In the listing that follows, count each line where the word "date" appears; write nothing but the count.

—————

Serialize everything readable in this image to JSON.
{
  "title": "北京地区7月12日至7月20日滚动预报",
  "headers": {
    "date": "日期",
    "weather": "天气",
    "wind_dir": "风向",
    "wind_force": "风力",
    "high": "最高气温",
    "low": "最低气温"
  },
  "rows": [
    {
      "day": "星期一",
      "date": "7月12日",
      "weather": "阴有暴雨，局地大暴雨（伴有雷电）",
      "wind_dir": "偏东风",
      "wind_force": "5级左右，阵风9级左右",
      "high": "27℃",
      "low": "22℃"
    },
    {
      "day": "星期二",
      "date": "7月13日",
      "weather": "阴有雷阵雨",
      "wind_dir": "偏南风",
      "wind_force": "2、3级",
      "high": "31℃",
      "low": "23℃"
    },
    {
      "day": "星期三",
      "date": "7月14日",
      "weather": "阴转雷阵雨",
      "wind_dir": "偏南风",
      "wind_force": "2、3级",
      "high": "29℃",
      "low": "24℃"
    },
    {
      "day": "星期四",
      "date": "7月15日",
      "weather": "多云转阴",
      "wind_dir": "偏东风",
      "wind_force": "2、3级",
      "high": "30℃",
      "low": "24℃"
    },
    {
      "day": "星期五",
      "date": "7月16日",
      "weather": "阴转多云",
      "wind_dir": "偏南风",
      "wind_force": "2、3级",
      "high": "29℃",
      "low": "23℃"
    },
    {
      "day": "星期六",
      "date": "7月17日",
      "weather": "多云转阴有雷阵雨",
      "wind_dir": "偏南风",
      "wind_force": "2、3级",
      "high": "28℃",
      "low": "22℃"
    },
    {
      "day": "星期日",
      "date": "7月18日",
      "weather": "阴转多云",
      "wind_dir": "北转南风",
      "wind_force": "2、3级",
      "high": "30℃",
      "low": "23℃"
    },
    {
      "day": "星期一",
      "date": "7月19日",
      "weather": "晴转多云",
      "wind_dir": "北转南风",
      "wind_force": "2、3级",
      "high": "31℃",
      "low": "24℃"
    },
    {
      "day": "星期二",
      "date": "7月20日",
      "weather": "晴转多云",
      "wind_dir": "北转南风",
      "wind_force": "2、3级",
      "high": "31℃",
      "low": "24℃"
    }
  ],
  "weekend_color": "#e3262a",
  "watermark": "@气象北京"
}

—————

*FULL RESPONSE*: 10